== Exercises to complete ==
A. In the forum thread about avatars, what game is xSuperMario64x's avatar a beta screenshot from?
B. Please carry on the forum thread about avatars from its last post with one or more new posts in the same style.

== Document text ==
........
All of your Avatars are so good like omgg


----------



## CrazyMario64

Mr_Keroppi said:


> All of your Avatars are so good like omgg


thx


----------



## Mr_Keroppi

Its Keroppi and all of his friends and family! They all live in Donut Pond! You can see our houses! *Now you know why my location is Donut Pond!!!*


----------



## Roxxy

I am lost for words atm  my beautiful and amazingly talented  friend Renn commissioned me this gorgeous pfp from the amazingly talented @Blink. ❤

I feel so blessed, honestly I don’t post many personal things but today has been one of the hardest days in my life.  @jadetine thank you, you have no idea how much this means to me


----------



## xSuperMario64x

I've posted abt this avatar before but it's been one of my favorite screenshots for over a decade (it's a beta screenshot from Paper Mario Sticker Star) and I still love it to this day


----------



## Midoriya

It's Deku Bunny, the hoppiest one of 'em all!  Hehe, Deku Bunny live to serve!!  



Spoiler: full size


----------



## Azzy

Mine is an image I made on picrew of my AC character Azzy =33 
This is the second one I've used a dress-up/character designed for since I've hit a little wall with my artwork >-> 
And I feel like my ACNH pictures don't turn out as well as I'd like them to TT_TT


----------



## Mr_Keroppi

Mr_Keroppi said:


> Keroppi and Teru Teru saw something in the sky?!??!!? WHAT IS IT??!?!?!?!? We will never know because the letters cover it up


Again!


----------



## ZeldaCrossing64

It's Young Link (one of my all-time favorite Links, apart from Toon Link) from TLoZ. ^^
(I honestly have no idea whether it's the one from OoT or MM.)


----------



## BrokenSanity

I've been wanting to draw this for so long and I finally did! I drew Shiny Greninja wearing a white hoodie and jeans with headphones playing a switch and then I decided to draw some pizza since that's my favorite food and a frog since frogs are my favorite animal and I drew my flags with my pronouns in the corner.
R.I.P I forgot to draw Greninja's webbing on it's hands and feet 


Spoiler: Full Size


----------



## Sophie23

Mine is my Acnh Resident


----------



## DerpyOnion

Mine is my character in New Horizons. I made it myself, and think it turned out pretty well!


----------



## ZeldaCrossing64

It's Box Cat from Cat Game, the mobile game that I'm currently obsessing over. It's probably my favorite in-game cat! >w<


----------



## CrazyMario64

KING APOLLO


----------



## Mr_Keroppi

Keroppa and Keroppi are having some nice quality time together! They are going fishing! THEY ARE SO CUTE TOGETHER


----------



## ZeldaCrossing64

It's a custom cat I made on a Cat Game dress-up thing I found online!
........
== Entries shown ==
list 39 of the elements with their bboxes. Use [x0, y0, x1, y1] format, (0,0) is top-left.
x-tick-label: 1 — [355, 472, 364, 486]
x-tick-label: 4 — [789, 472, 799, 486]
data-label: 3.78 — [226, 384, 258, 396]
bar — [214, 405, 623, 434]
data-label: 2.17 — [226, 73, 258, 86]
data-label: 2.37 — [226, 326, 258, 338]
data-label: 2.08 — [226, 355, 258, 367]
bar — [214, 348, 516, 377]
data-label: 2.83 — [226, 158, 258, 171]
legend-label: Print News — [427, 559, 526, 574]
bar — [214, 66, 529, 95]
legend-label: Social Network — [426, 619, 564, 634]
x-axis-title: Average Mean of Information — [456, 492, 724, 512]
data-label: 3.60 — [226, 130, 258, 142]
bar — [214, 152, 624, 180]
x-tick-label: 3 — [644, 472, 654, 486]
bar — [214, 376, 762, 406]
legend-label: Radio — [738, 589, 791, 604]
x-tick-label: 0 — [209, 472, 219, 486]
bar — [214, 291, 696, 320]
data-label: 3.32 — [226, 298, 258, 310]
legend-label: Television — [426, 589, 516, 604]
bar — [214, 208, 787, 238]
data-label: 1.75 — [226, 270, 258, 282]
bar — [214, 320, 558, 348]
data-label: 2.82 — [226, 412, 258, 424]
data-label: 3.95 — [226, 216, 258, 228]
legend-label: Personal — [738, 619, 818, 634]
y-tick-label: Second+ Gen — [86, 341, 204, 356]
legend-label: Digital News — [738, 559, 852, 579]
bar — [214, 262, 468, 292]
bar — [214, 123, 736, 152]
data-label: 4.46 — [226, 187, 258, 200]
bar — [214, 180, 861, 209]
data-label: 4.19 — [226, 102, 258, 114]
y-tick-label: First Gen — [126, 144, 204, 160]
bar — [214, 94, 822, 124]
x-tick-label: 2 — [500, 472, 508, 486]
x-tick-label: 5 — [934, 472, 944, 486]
........
== Task-by-task outputs ==
A. Paper Mario Sticker Star

B.
						Cat Game - The Cats Dressup! ~ meiker.io
					

Make your own Cat Game Cat using art from Mino Game's very own Cat Game!  Customize your cat, clothes and room.  For more Cat Game visit @ilovecatgame on i...




					meiker.io


----------



## xara

it’s a piece of ‘chibi’ easter bunny celeste art that i made for spring/easter. i’m honestly so proud of how it turned out!


----------



## 22lexi

Mr_Keroppi said:


> Keroppa and Keroppi are having some nice quality time together! They are going fishing! THEY ARE SO CUTE TOGETHER


twin


----------



## Goshi

Mine's currently Snap from Chalkzone, but is probably subject to change soon.

*Edit:* Now it's Johnny Joestar from JJBA, it's been a while since I changed it lol


----------



## Mr_Keroppi

Keroppi is very happy because all of his hard work payed off! He got a 100% A+ on his Math test! I thought this was very fitting because I did the same thing this morning!!!!


----------



## Shiny Shiny Engine

stolen off of tumblr


----------



## Mr_Keroppi

Its Saint Patrick's day so Sanrio friends are having fun!


----------



## Shiny Shiny Engine

im not a brony dont fight me .w.


----------



## randomforeignguy

I was dressed like donnie darko for halloween


----------



## Neprezi

Didn't know what to put as my avatar so I just drew my villager


----------



## Mr_Keroppi

I wont change it again for a few days this time lol!

It is Keroppi, Pikki, and Koroppi being cute!!


----------



## vinnie

It's just an avatar I made based on my irl self.


----------



## TheDuke55

I really should just change my avatar, I've had it for the longest time. Or maybe my username. Neither of the two really match all that much lol. I think at the time I just jotted something down for my user since I needed one and then it told me that TheDuke was already in use so I just hit 55 at random.

I can't even remember why I used that name tbh.


----------



## Mr_Keroppi

TheDuke55 said:


> I really should just change my avatar, I've had it for the longest time. Or maybe my username. Neither of the two really match all that much lol. I think at the time I just jotted something down for my user since I needed one and then it told me that TheDuke was already in use so I just hit 55 at random.
> 
> I can't even remember why I used that name tbh.


I feel like your iconic now lol!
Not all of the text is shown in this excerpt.